Repeat the full listing below verbatim and keep the images out.

=== Recorded data ===

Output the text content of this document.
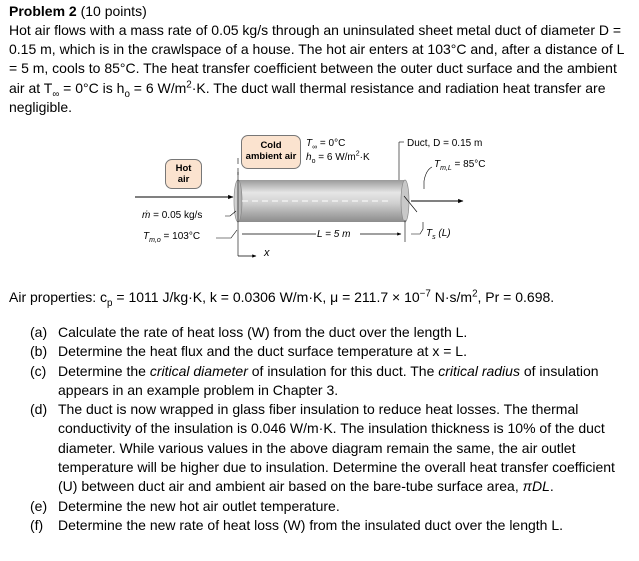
Problem 2 (10 points)
Hot air flows with a mass rate of 0.05 kg/s through an uninsulated sheet metal duct of diameter D = 0.15 m, which is in the crawlspace of a house. The hot air enters at 103°C and, after a distance of L = 5 m, cools to 85°C. The heat transfer coefficient between the outer duct surface and the ambient air at $T_\infty = 0^\circ C$ is $h_o = 6$ $W/m^2\cdot K$. The duct wall thermal resistance and radiation heat transfer are negligible.
Cold
ambient air
Hot
air
$T_\infty = 0^\circ C$
$h_o = 6$ $W/m^2\cdot K$
Duct, D = 0.15 m
$T_{m,L} = 85^\circ C$
ṁ = 0.05 kg/s
$T_{m,o} = 103^\circ C$	L = 5 m	$T_s$ (L)
x
Air properties: $c_p = 1011$ J/kg·K, k = 0.0306 W/m·K, $\mu = 211.7 \times 10^{-7}$ $N\cdot s/m^2$, Pr = 0.698.
(a) Calculate the rate of heat loss (W) from the duct over the length L.
(b) Determine the heat flux and the duct surface temperature at x = L.
(c) Determine the critical diameter of insulation for this duct. The critical radius of insulation appears in an example problem in Chapter 3.
(d) The duct is now wrapped in glass fiber insulation to reduce heat losses. The thermal conductivity of the insulation is 0.046 W/m·K. The insulation thickness is 10% of the duct diameter. While various values in the above diagram remain the same, the air outlet temperature will be higher due to insulation. Determine the overall heat transfer coefficient (U) between duct air and ambient air based on the bare-tube surface area, πDL.
(e) Determine the new hot air outlet temperature.
(f) Determine the new rate of heat loss (W) from the insulated duct over the length L.
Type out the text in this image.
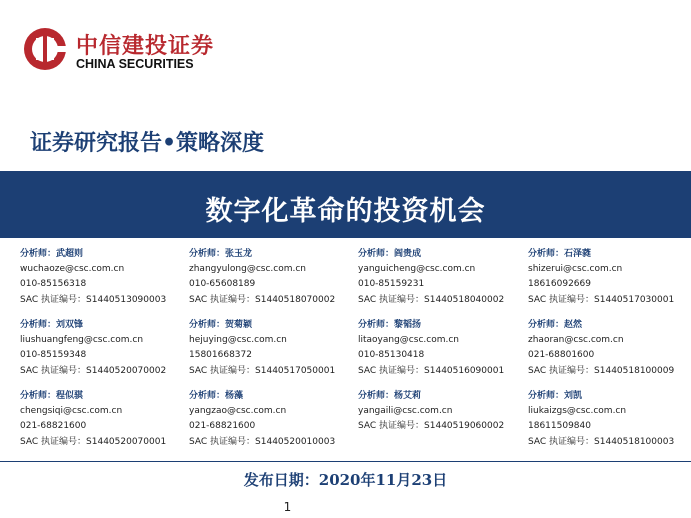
中信建投证券
CHINA SECURITIES
证券研究报告•策略深度
数字化革命的投资机会
分析师：武超则
wuchaoze@csc.com.cn
010-85156318
SAC 执证编号：S1440513090003
分析师：张玉龙
zhangyulong@csc.com.cn
010-65608189
SAC 执证编号：S1440518070002
分析师：阎贵成
yanguicheng@csc.com.cn
010-85159231
SAC 执证编号：S1440518040002
分析师：石泽蕤
shizerui@csc.com.cn
18616092669
SAC 执证编号：S1440517030001
分析师：刘双锋
liushuangfeng@csc.com.cn
010-85159348
SAC 执证编号：S1440520070002
分析师：贺菊颖
hejuying@csc.com.cn
15801668372
SAC 执证编号：S1440517050001
分析师：黎韬扬
litaoyang@csc.com.cn
010-85130418
SAC 执证编号：S1440516090001
分析师：赵然
zhaoran@csc.com.cn
021-68801600
SAC 执证编号：S1440518100009
分析师：程似骐
chengsiqi@csc.com.cn
021-68821600
SAC 执证编号：S1440520070001
分析师：杨藻
yangzao@csc.com.cn
021-68821600
SAC 执证编号：S1440520010003
分析师：杨艾莉
yangaili@csc.com.cn
SAC 执证编号：S1440519060002
分析师：刘凯
liukaizgs@csc.com.cn
18611509840
SAC 执证编号：S1440518100003
发布日期：2020年11月23日
1
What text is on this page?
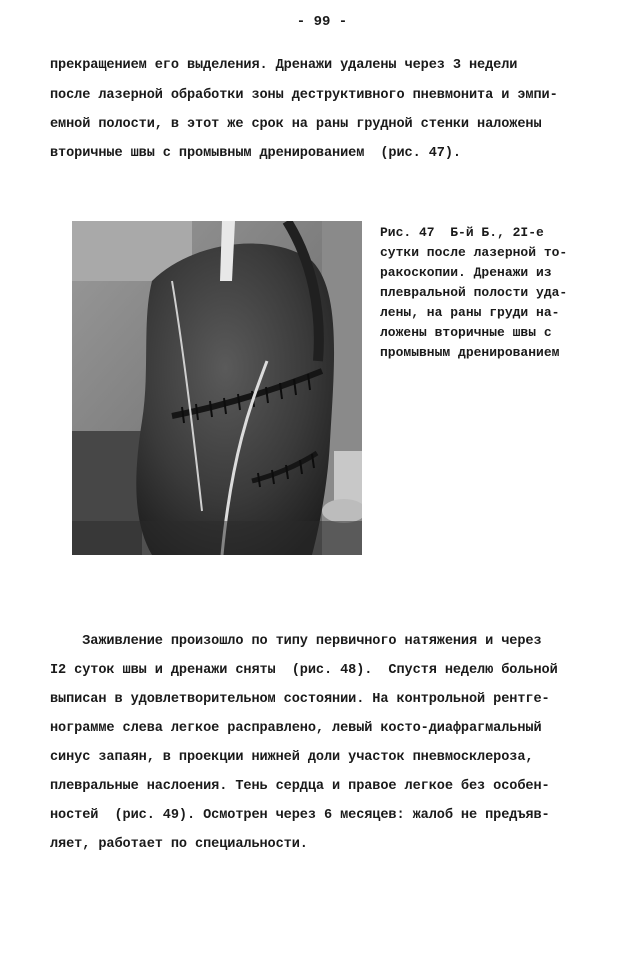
- 99 -
прекращением его выделения. Дренажи удалены через 3 недели
после лазерной обработки зоны деструктивного пневмонита и эмпи-
емной полости, в этот же срок на раны грудной стенки наложены
вторичные швы с промывным дренированием  (рис. 47).
Рис. 47  Б-й Б., 2I-е
сутки после лазерной то-
ракоскопии. Дренажи из
плевральной полости уда-
лены, на раны груди на-
ложены вторичные швы с
промывным дренированием
Заживление произошло по типу первичного натяжения и через
I2 суток швы и дренажи сняты  (рис. 48).  Спустя неделю больной
выписан в удовлетворительном состоянии. На контрольной рентге-
нограмме слева легкое расправлено, левый косто-диафрагмальный
синус запаян, в проекции нижней доли участок пневмосклероза,
плевральные наслоения. Тень сердца и правое легкое без особен-
ностей  (рис. 49). Осмотрен через 6 месяцев: жалоб не предъяв-
ляет, работает по специальности.
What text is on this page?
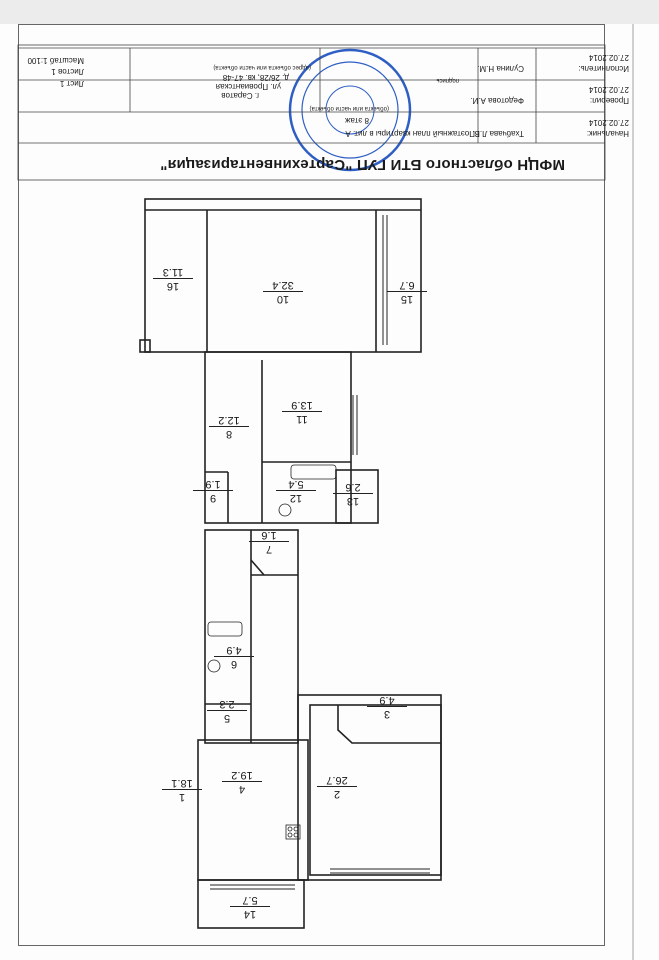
1
18.1
2
26.7
3
4.9
4
19.2
5
2.3
6
4.9
7
1.6
8
12.2
9
1.9
10
32.4
11
13.9
12
5.4
13
2.6
14
5.7
15
6.7
16
11.3
МФЦН областного БТИ ГУП "Сартехинвентаризация"
Поэтажный план квартиры в лит. А
8 этаж
(объекта или части объекта)
г. Саратов
ул. Провиантская
д. 26/28, кв. 47-48
(адрес объекта или части объекта)
Масштаб 1:100
Лист 1
Листов 1
Начальник:
Тхабчава Л.В.
27.02.2014
Проверил:
Федотова А.И.
27.02.2014
Исполнитель:
Сулина Н.М.
27.02.2014
подпись
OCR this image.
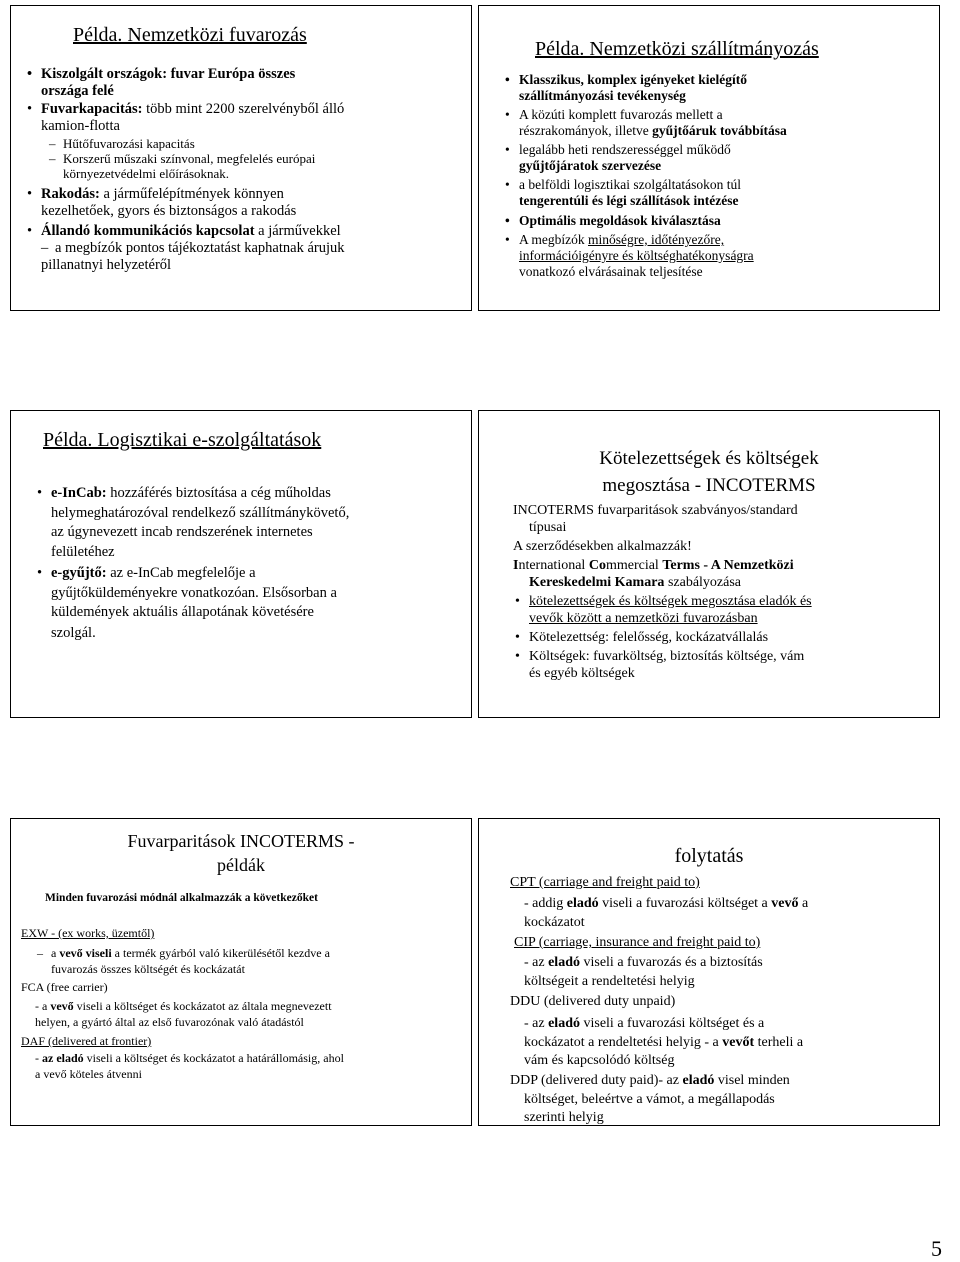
Példa. Nemzetközi fuvarozás
• Kiszolgált országok: fuvar Európa összes
országa felé
• Fuvarkapacitás: több mint 2200 szerelvényből álló
kamion-flotta
– Hűtőfuvarozási kapacitás
– Korszerű műszaki színvonal, megfelelés európai
környezetvédelmi előírásoknak.
• Rakodás: a járműfelépítmények könnyen
kezelhetőek, gyors és biztonságos a rakodás
• Állandó kommunikációs kapcsolat a járművekkel
– a megbízók pontos tájékoztatást kaphatnak árujuk
pillanatnyi helyzetéről
Példa. Nemzetközi szállítmányozás
• Klasszikus, komplex igényeket kielégítő
szállítmányozási tevékenység
• A közúti komplett fuvarozás mellett a
részrakományok, illetve gyűjtőáruk továbbítása
• legalább heti rendszerességgel működő
gyűjtőjáratok szervezése
• a belföldi logisztikai szolgáltatásokon túl
tengerentúli és légi szállítások intézése
• Optimális megoldások kiválasztása
• A megbízók minőségre, időtényezőre,
információigényre és költséghatékonyságra
vonatkozó elvárásainak teljesítése
Példa. Logisztikai e-szolgáltatások
• e-InCab: hozzáférés biztosítása a cég műholdas
helymeghatározóval rendelkező szállítmánykövető,
az úgynevezett incab rendszerének internetes
felületéhez
• e-gyűjtő: az e-InCab megfelelője a
gyűjtőküldeményekre vonatkozóan. Elsősorban a
küldemények aktuális állapotának követésére
szolgál.
Kötelezettségek és költségek
megosztása - INCOTERMS
INCOTERMS fuvarparitások szabványos/standard
típusai
A szerződésekben alkalmazzák!
International Commercial Terms - A Nemzetközi
Kereskedelmi Kamara szabályozása
• kötelezettségek és költségek megosztása eladók és
vevők között a nemzetközi fuvarozásban
• Kötelezettség: felelősség, kockázatvállalás
• Költségek: fuvarköltség, biztosítás költsége, vám
és egyéb költségek
Fuvarparitások INCOTERMS -
példák
Minden fuvarozási módnál alkalmazzák a következőket
EXW - (ex works, üzemtől)
– a vevő viseli a termék gyárból való kikerülésétől kezdve a
fuvarozás összes költségét és kockázatát
FCA (free carrier)
- a vevő viseli a költséget és kockázatot az általa megnevezett
helyen, a gyártó által az első fuvarozónak való átadástól
DAF (delivered at frontier)
- az eladó viseli a költséget és kockázatot a határállomásig, ahol
a vevő köteles átvenni
folytatás
CPT (carriage and freight paid to)
- addig eladó viseli a fuvarozási költséget a vevő a
kockázatot
CIP (carriage, insurance and freight paid to)
- az eladó viseli a fuvarozás és a biztosítás
költségeit a rendeltetési helyig
DDU (delivered duty unpaid)
- az eladó viseli a fuvarozási költséget és a
kockázatot a rendeltetési helyig - a vevőt terheli a
vám és kapcsolódó költség
DDP (delivered duty paid)- az eladó visel minden
költséget, beleértve a vámot, a megállapodás
szerinti helyig
5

===

• _Exercise answer_
Output the text content of this document.
Problem 2 (10 points)
Hot air flows with a mass rate of 0.05 kg/s through an uninsulated sheet metal duct of diameter D = 0.15 m, which is in the crawlspace of a house. The hot air enters at 103°C and, after a distance of L = 5 m, cools to 85°C. The heat transfer coefficient between the outer duct surface and the ambient air at $T_\infty = 0^\circ C$ is $h_o = 6$ $W/m^2\cdot K$. The duct wall thermal resistance and radiation heat transfer are negligible.
Cold
ambient air
Hot
air
$T_\infty = 0^\circ C$
$h_o = 6$ $W/m^2\cdot K$
Duct, D = 0.15 m
$T_{m,L} = 85^\circ C$
ṁ = 0.05 kg/s
$T_{m,o} = 103^\circ C$	L = 5 m	$T_s$ (L)
x
Air properties: $c_p = 1011$ J/kg·K, k = 0.0306 W/m·K, $\mu = 211.7 \times 10^{-7}$ $N\cdot s/m^2$, Pr = 0.698.
(a) Calculate the rate of heat loss (W) from the duct over the length L.
(b) Determine the heat flux and the duct surface temperature at x = L.
(c) Determine the critical diameter of insulation for this duct. The critical radius of insulation appears in an example problem in Chapter 3.
(d) The duct is now wrapped in glass fiber insulation to reduce heat losses. The thermal conductivity of the insulation is 0.046 W/m·K. The insulation thickness is 10% of the duct diameter. While various values in the above diagram remain the same, the air outlet temperature will be higher due to insulation. Determine the overall heat transfer coefficient (U) between duct air and ambient air based on the bare-tube surface area, πDL.
(e) Determine the new hot air outlet temperature.
(f) Determine the new rate of heat loss (W) from the insulated duct over the length L.
Type out the text in this image.
中信建投证券
CHINA SECURITIES
证券研究报告•策略深度
数字化革命的投资机会
分析师：武超则
wuchaoze@csc.com.cn
010-85156318
SAC 执证编号：S1440513090003
分析师：张玉龙
zhangyulong@csc.com.cn
010-65608189
SAC 执证编号：S1440518070002
分析师：阎贵成
yanguicheng@csc.com.cn
010-85159231
SAC 执证编号：S1440518040002
分析师：石泽蕤
shizerui@csc.com.cn
18616092669
SAC 执证编号：S1440517030001
分析师：刘双锋
liushuangfeng@csc.com.cn
010-85159348
SAC 执证编号：S1440520070002
分析师：贺菊颖
hejuying@csc.com.cn
15801668372
SAC 执证编号：S1440517050001
分析师：黎韬扬
litaoyang@csc.com.cn
010-85130418
SAC 执证编号：S1440516090001
分析师：赵然
zhaoran@csc.com.cn
021-68801600
SAC 执证编号：S1440518100009
分析师：程似骐
chengsiqi@csc.com.cn
021-68821600
SAC 执证编号：S1440520070001
分析师：杨藻
yangzao@csc.com.cn
021-68821600
SAC 执证编号：S1440520010003
分析师：杨艾莉
yangaili@csc.com.cn
SAC 执证编号：S1440519060002
分析师：刘凯
liukaizgs@csc.com.cn
18611509840
SAC 执证编号：S1440518100003
发布日期：2020年11月23日
1
What text is on this page?
- 99 -
прекращением его выделения. Дренажи удалены через 3 недели
после лазерной обработки зоны деструктивного пневмонита и эмпи-
емной полости, в этот же срок на раны грудной стенки наложены
вторичные швы с промывным дренированием  (рис. 47).
Рис. 47  Б-й Б., 2I-е
сутки после лазерной то-
ракоскопии. Дренажи из
плевральной полости уда-
лены, на раны груди на-
ложены вторичные швы с
промывным дренированием
Заживление произошло по типу первичного натяжения и через
I2 суток швы и дренажи сняты  (рис. 48).  Спустя неделю больной
выписан в удовлетворительном состоянии. На контрольной рентге-
нограмме слева легкое расправлено, левый косто-диафрагмальный
синус запаян, в проекции нижней доли участок пневмосклероза,
плевральные наслоения. Тень сердца и правое легкое без особен-
ностей  (рис. 49). Осмотрен через 6 месяцев: жалоб не предъяв-
ляет, работает по специальности.
What text is on this page?
1
18.1
2
26.7
3
4.9
4
19.2
5
2.3
6
4.9
7
1.6
8
12.2
9
1.9
10
32.4
11
13.9
12
5.4
13
2.6
14
5.7
15
6.7
16
11.3
МФЦН областного БТИ ГУП "Сартехинвентаризация"
Поэтажный план квартиры в лит. А
8 этаж
(объекта или части объекта)
г. Саратов
ул. Провиантская
д. 26/28, кв. 47-48
(адрес объекта или части объекта)
Масштаб 1:100
Лист 1
Листов 1
Начальник:
Тхабчава Л.В.
27.02.2014
Проверил:
Федотова А.И.
27.02.2014
Исполнитель:
Сулина Н.М.
27.02.2014
подпись
OCR this image.
Példa. Nemzetközi fuvarozás
• Kiszolgált országok: fuvar Európa összes
országa felé
• Fuvarkapacitás: több mint 2200 szerelvényből álló
kamion-flotta
– Hűtőfuvarozási kapacitás
– Korszerű műszaki színvonal, megfelelés európai
környezetvédelmi előírásoknak.
• Rakodás: a járműfelépítmények könnyen
kezelhetőek, gyors és biztonságos a rakodás
• Állandó kommunikációs kapcsolat a járművekkel
– a megbízók pontos tájékoztatást kaphatnak árujuk
pillanatnyi helyzetéről
Példa. Nemzetközi szállítmányozás
• Klasszikus, komplex igényeket kielégítő
szállítmányozási tevékenység
• A közúti komplett fuvarozás mellett a
részrakományok, illetve gyűjtőáruk továbbítása
• legalább heti rendszerességgel működő
gyűjtőjáratok szervezése
• a belföldi logisztikai szolgáltatásokon túl
tengerentúli és légi szállítások intézése
• Optimális megoldások kiválasztása
• A megbízók minőségre, időtényezőre,
információigényre és költséghatékonyságra
vonatkozó elvárásainak teljesítése
Példa. Logisztikai e-szolgáltatások
• e-InCab: hozzáférés biztosítása a cég műholdas
helymeghatározóval rendelkező szállítmánykövető,
az úgynevezett incab rendszerének internetes
felületéhez
• e-gyűjtő: az e-InCab megfelelője a
gyűjtőküldeményekre vonatkozóan. Elsősorban a
küldemények aktuális állapotának követésére
szolgál.
Kötelezettségek és költségek
megosztása - INCOTERMS
INCOTERMS fuvarparitások szabványos/standard
típusai
A szerződésekben alkalmazzák!
International Commercial Terms - A Nemzetközi
Kereskedelmi Kamara szabályozása
• kötelezettségek és költségek megosztása eladók és
vevők között a nemzetközi fuvarozásban
• Kötelezettség: felelősség, kockázatvállalás
• Költségek: fuvarköltség, biztosítás költsége, vám
és egyéb költségek
Fuvarparitások INCOTERMS -
példák
Minden fuvarozási módnál alkalmazzák a következőket
EXW - (ex works, üzemtől)
– a vevő viseli a termék gyárból való kikerülésétől kezdve a
fuvarozás összes költségét és kockázatát
FCA (free carrier)
- a vevő viseli a költséget és kockázatot az általa megnevezett
helyen, a gyártó által az első fuvarozónak való átadástól
DAF (delivered at frontier)
- az eladó viseli a költséget és kockázatot a határállomásig, ahol
a vevő köteles átvenni
folytatás
CPT (carriage and freight paid to)
- addig eladó viseli a fuvarozási költséget a vevő a
kockázatot
CIP (carriage, insurance and freight paid to)
- az eladó viseli a fuvarozás és a biztosítás
költségeit a rendeltetési helyig
DDU (delivered duty unpaid)
- az eladó viseli a fuvarozási költséget és a
kockázatot a rendeltetési helyig - a vevőt terheli a
vám és kapcsolódó költség
DDP (delivered duty paid)- az eladó visel minden
költséget, beleértve a vámot, a megállapodás
szerinti helyig
5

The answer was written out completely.